Note each line where "Latitude" appears, and copy it.

—————

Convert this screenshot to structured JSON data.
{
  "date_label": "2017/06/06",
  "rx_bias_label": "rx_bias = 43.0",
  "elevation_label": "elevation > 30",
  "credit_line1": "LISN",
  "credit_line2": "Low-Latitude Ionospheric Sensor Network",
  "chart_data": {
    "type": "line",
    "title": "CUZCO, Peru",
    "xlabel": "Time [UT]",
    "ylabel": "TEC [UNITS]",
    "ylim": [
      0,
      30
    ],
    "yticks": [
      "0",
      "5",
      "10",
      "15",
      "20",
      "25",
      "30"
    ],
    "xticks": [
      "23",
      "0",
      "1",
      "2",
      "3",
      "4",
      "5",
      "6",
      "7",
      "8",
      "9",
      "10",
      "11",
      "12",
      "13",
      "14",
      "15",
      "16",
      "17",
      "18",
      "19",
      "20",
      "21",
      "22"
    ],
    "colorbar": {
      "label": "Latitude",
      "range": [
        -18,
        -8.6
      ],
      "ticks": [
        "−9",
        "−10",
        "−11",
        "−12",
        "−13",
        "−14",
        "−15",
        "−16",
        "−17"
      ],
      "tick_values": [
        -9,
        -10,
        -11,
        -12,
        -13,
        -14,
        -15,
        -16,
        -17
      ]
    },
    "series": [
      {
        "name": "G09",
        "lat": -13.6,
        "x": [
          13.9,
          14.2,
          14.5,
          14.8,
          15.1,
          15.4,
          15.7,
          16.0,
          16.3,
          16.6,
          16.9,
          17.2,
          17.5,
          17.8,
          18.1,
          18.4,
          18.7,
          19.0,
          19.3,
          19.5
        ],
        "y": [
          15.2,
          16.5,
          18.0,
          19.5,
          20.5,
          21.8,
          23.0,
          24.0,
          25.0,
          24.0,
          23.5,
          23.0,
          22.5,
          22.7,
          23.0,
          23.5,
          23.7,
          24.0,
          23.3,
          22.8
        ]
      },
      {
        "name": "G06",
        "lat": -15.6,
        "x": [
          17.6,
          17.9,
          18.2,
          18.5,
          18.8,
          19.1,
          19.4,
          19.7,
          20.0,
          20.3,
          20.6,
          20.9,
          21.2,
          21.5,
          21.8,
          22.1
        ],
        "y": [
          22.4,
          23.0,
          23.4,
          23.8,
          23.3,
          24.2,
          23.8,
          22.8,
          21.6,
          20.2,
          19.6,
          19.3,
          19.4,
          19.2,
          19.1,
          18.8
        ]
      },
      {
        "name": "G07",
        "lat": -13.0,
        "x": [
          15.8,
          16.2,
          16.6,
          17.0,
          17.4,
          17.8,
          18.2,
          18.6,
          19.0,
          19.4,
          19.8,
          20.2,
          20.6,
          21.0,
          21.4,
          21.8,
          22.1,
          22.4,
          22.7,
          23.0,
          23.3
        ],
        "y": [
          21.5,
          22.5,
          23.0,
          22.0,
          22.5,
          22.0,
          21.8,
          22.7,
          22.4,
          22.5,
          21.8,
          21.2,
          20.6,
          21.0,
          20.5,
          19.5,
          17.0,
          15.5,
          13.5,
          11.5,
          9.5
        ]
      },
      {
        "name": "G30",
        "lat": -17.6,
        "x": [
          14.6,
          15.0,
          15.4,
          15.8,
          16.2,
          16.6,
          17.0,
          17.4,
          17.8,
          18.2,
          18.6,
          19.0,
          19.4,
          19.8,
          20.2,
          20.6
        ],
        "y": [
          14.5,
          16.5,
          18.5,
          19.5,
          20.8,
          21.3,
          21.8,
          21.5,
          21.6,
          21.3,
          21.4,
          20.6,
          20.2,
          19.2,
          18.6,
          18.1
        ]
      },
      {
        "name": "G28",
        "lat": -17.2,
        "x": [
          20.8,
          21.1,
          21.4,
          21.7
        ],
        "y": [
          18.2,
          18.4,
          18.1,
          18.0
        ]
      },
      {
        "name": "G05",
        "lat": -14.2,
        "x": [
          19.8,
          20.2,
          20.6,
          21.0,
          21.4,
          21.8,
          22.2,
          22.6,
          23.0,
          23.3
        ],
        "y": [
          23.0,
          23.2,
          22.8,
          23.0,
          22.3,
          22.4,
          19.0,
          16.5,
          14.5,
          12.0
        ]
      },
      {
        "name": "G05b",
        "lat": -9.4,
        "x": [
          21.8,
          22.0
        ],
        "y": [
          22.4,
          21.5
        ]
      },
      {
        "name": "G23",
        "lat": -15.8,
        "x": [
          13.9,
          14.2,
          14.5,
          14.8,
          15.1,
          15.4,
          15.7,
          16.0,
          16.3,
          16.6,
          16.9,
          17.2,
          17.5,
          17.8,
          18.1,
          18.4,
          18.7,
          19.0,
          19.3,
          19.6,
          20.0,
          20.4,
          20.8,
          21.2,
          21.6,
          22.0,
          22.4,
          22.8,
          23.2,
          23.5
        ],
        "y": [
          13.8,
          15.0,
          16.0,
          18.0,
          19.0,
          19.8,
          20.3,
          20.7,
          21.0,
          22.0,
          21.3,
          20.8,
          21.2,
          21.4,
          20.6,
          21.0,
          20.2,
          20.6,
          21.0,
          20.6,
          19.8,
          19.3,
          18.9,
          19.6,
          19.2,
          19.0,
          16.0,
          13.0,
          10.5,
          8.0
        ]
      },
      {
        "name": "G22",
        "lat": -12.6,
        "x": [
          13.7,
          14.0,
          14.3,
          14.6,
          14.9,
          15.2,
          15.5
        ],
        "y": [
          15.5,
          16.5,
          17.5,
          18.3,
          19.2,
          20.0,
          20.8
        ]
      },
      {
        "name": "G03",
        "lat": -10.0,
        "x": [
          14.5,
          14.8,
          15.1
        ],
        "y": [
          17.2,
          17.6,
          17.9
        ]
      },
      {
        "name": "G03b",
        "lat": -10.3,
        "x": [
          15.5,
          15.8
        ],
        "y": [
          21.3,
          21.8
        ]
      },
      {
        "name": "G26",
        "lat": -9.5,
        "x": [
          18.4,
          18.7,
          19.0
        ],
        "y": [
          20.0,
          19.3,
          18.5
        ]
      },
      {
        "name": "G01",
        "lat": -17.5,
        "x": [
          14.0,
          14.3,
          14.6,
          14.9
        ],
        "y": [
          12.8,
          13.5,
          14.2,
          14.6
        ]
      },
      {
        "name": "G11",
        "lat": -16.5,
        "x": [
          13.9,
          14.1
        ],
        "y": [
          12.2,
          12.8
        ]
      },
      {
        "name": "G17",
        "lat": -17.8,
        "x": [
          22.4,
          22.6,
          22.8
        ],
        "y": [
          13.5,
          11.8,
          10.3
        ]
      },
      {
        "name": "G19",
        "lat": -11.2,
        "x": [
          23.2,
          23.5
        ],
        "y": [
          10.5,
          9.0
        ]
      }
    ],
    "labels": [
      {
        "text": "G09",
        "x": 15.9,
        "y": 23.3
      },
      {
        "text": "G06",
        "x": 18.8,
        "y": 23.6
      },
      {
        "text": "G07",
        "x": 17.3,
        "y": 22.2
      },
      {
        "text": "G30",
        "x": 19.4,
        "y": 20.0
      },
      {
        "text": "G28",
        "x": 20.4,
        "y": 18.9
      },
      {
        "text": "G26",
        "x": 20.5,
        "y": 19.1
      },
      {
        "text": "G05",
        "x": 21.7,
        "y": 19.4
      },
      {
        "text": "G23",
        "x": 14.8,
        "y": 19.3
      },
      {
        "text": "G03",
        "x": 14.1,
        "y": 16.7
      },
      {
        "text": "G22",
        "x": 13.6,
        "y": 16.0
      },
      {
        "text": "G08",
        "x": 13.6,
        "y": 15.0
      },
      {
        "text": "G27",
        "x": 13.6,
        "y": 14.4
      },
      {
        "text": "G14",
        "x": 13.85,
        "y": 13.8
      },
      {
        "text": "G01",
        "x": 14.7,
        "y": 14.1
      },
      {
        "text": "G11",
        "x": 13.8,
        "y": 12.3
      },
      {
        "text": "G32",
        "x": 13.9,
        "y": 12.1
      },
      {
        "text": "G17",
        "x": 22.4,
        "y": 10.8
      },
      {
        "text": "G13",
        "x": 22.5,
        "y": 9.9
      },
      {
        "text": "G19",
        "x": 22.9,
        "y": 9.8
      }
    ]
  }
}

—————

→ **Solved exercise**:
  "credit_line2": "Low-Latitude Ionospheric Sensor Network",
      "label": "Latitude",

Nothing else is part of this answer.